* **SHORT TASK**: Read the lines that follow and pick out every one containing the word "identified".

* **THE RECORDS**:
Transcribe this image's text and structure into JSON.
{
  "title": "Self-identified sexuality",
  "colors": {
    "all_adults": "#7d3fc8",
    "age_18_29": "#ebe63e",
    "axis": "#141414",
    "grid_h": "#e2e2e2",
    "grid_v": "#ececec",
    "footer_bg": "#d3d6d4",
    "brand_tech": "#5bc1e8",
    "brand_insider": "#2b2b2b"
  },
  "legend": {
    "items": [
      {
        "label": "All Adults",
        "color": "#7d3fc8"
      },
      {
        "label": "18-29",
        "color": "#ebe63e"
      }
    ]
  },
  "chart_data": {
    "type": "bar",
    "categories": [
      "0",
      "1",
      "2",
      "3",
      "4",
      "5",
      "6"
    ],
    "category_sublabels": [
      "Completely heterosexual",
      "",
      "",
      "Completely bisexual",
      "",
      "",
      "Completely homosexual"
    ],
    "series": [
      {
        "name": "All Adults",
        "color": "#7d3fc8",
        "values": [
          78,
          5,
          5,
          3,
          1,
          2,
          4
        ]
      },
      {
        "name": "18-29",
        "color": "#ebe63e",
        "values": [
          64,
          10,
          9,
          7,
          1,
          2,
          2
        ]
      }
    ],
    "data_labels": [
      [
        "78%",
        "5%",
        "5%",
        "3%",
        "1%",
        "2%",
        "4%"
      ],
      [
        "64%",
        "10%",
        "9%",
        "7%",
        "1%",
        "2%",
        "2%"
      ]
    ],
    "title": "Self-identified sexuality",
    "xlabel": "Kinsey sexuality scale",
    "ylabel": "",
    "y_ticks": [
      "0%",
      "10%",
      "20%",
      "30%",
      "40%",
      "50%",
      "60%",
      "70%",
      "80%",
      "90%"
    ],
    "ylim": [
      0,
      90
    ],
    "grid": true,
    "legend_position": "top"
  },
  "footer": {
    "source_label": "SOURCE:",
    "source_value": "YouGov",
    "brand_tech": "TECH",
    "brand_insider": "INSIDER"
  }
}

* **WRITTEN ANSWER**:
  "title": "Self-identified sexuality",
    "title": "Self-identified sexuality",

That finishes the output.